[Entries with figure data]
--- Start ---

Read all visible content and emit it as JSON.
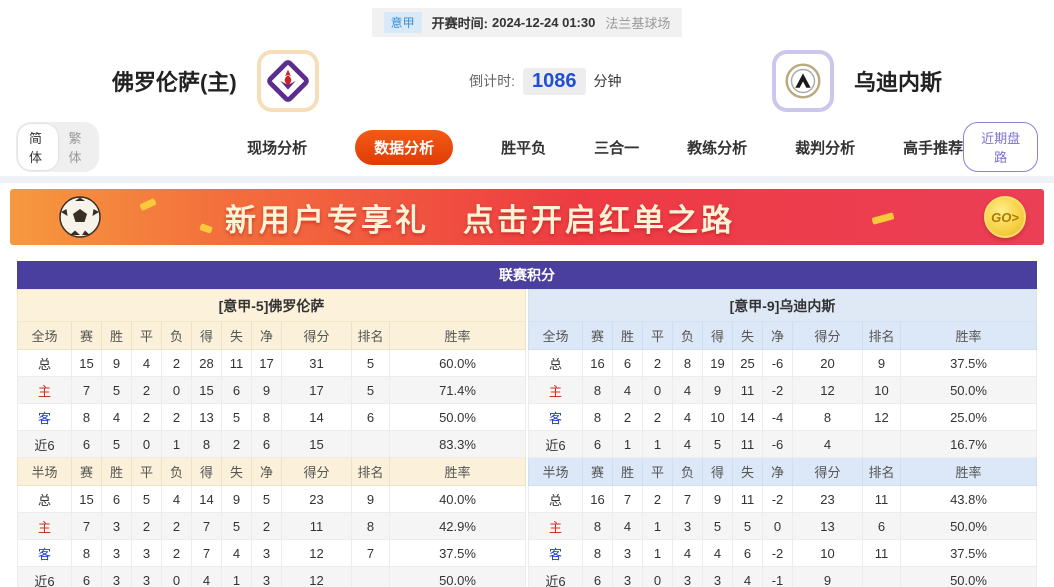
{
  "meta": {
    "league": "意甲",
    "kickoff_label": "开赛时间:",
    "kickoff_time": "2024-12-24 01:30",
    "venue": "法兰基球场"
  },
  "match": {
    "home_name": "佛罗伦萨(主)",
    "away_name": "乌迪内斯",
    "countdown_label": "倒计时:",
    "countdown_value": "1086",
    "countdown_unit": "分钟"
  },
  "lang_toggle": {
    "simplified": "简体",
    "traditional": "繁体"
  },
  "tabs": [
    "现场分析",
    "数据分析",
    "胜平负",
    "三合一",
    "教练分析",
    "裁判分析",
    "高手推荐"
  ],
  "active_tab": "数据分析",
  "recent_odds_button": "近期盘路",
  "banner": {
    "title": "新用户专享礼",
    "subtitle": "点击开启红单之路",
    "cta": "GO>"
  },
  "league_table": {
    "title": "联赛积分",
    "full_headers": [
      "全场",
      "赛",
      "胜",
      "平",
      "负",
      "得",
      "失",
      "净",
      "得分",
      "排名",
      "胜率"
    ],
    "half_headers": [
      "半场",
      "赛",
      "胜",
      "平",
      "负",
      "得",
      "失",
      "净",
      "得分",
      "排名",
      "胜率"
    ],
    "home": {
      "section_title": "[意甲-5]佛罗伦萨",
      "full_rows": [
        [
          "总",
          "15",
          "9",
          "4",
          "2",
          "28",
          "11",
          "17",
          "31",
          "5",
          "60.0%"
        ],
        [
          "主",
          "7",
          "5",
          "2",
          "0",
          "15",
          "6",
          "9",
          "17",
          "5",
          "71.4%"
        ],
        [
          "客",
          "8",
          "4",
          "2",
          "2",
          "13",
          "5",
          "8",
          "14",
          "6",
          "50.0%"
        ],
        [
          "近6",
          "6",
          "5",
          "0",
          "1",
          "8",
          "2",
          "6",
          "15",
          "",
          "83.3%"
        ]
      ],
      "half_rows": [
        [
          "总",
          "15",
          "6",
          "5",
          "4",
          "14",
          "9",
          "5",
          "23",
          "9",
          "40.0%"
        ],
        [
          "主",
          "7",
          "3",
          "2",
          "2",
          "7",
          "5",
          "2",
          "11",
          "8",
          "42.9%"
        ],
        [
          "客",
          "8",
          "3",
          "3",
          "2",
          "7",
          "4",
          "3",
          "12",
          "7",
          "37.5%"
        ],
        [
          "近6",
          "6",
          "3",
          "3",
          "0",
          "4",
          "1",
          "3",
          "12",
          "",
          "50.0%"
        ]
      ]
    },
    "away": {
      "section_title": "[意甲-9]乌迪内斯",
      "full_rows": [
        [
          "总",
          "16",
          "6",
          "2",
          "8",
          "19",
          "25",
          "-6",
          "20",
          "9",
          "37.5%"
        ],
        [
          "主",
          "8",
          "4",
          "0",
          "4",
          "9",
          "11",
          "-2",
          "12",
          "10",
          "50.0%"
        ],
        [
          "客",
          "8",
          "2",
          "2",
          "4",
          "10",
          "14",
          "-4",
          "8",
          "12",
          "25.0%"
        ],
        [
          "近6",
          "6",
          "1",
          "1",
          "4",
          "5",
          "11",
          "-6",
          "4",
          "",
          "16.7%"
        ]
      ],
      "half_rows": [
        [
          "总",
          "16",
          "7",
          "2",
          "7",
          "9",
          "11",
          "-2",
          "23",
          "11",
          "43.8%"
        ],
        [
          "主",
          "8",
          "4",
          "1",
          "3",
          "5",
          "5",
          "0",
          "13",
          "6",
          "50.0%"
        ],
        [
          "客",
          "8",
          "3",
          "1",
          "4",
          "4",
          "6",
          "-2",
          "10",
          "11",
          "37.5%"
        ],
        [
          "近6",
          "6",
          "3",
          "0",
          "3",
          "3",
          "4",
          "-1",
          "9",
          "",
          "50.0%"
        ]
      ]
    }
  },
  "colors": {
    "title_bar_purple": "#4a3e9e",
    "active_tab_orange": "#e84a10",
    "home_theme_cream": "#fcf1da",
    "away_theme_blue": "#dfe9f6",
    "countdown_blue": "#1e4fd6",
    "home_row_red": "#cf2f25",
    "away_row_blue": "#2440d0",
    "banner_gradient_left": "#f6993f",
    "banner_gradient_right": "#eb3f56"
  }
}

--- End ---

• _What you should do_: What is needed is an exact reproduction of the data, pictures excluded.

• _Response to this exercise_:
Read all visible content and emit it as JSON.
{
  "meta": {
    "league": "意甲",
    "kickoff_label": "开赛时间:",
    "kickoff_time": "2024-12-24 01:30",
    "venue": "法兰基球场"
  },
  "match": {
    "home_name": "佛罗伦萨(主)",
    "away_name": "乌迪内斯",
    "countdown_label": "倒计时:",
    "countdown_value": "1086",
    "countdown_unit": "分钟"
  },
  "lang_toggle": {
    "simplified": "简体",
    "traditional": "繁体"
  },
  "tabs": [
    "现场分析",
    "数据分析",
    "胜平负",
    "三合一",
    "教练分析",
    "裁判分析",
    "高手推荐"
  ],
  "active_tab": "数据分析",
  "recent_odds_button": "近期盘路",
  "banner": {
    "title": "新用户专享礼",
    "subtitle": "点击开启红单之路",
    "cta": "GO>"
  },
  "league_table": {
    "title": "联赛积分",
    "full_headers": [
      "全场",
      "赛",
      "胜",
      "平",
      "负",
      "得",
      "失",
      "净",
      "得分",
      "排名",
      "胜率"
    ],
    "half_headers": [
      "半场",
      "赛",
      "胜",
      "平",
      "负",
      "得",
      "失",
      "净",
      "得分",
      "排名",
      "胜率"
    ],
    "home": {
      "section_title": "[意甲-5]佛罗伦萨",
      "full_rows": [
        [
          "总",
          "15",
          "9",
          "4",
          "2",
          "28",
          "11",
          "17",
          "31",
          "5",
          "60.0%"
        ],
        [
          "主",
          "7",
          "5",
          "2",
          "0",
          "15",
          "6",
          "9",
          "17",
          "5",
          "71.4%"
        ],
        [
          "客",
          "8",
          "4",
          "2",
          "2",
          "13",
          "5",
          "8",
          "14",
          "6",
          "50.0%"
        ],
        [
          "近6",
          "6",
          "5",
          "0",
          "1",
          "8",
          "2",
          "6",
          "15",
          "",
          "83.3%"
        ]
      ],
      "half_rows": [
        [
          "总",
          "15",
          "6",
          "5",
          "4",
          "14",
          "9",
          "5",
          "23",
          "9",
          "40.0%"
        ],
        [
          "主",
          "7",
          "3",
          "2",
          "2",
          "7",
          "5",
          "2",
          "11",
          "8",
          "42.9%"
        ],
        [
          "客",
          "8",
          "3",
          "3",
          "2",
          "7",
          "4",
          "3",
          "12",
          "7",
          "37.5%"
        ],
        [
          "近6",
          "6",
          "3",
          "3",
          "0",
          "4",
          "1",
          "3",
          "12",
          "",
          "50.0%"
        ]
      ]
    },
    "away": {
      "section_title": "[意甲-9]乌迪内斯",
      "full_rows": [
        [
          "总",
          "16",
          "6",
          "2",
          "8",
          "19",
          "25",
          "-6",
          "20",
          "9",
          "37.5%"
        ],
        [
          "主",
          "8",
          "4",
          "0",
          "4",
          "9",
          "11",
          "-2",
          "12",
          "10",
          "50.0%"
        ],
        [
          "客",
          "8",
          "2",
          "2",
          "4",
          "10",
          "14",
          "-4",
          "8",
          "12",
          "25.0%"
        ],
        [
          "近6",
          "6",
          "1",
          "1",
          "4",
          "5",
          "11",
          "-6",
          "4",
          "",
          "16.7%"
        ]
      ],
      "half_rows": [
        [
          "总",
          "16",
          "7",
          "2",
          "7",
          "9",
          "11",
          "-2",
          "23",
          "11",
          "43.8%"
        ],
        [
          "主",
          "8",
          "4",
          "1",
          "3",
          "5",
          "5",
          "0",
          "13",
          "6",
          "50.0%"
        ],
        [
          "客",
          "8",
          "3",
          "1",
          "4",
          "4",
          "6",
          "-2",
          "10",
          "11",
          "37.5%"
        ],
        [
          "近6",
          "6",
          "3",
          "0",
          "3",
          "3",
          "4",
          "-1",
          "9",
          "",
          "50.0%"
        ]
      ]
    }
  },
  "colors": {
    "title_bar_purple": "#4a3e9e",
    "active_tab_orange": "#e84a10",
    "home_theme_cream": "#fcf1da",
    "away_theme_blue": "#dfe9f6",
    "countdown_blue": "#1e4fd6",
    "home_row_red": "#cf2f25",
    "away_row_blue": "#2440d0",
    "banner_gradient_left": "#f6993f",
    "banner_gradient_right": "#eb3f56"
  }
}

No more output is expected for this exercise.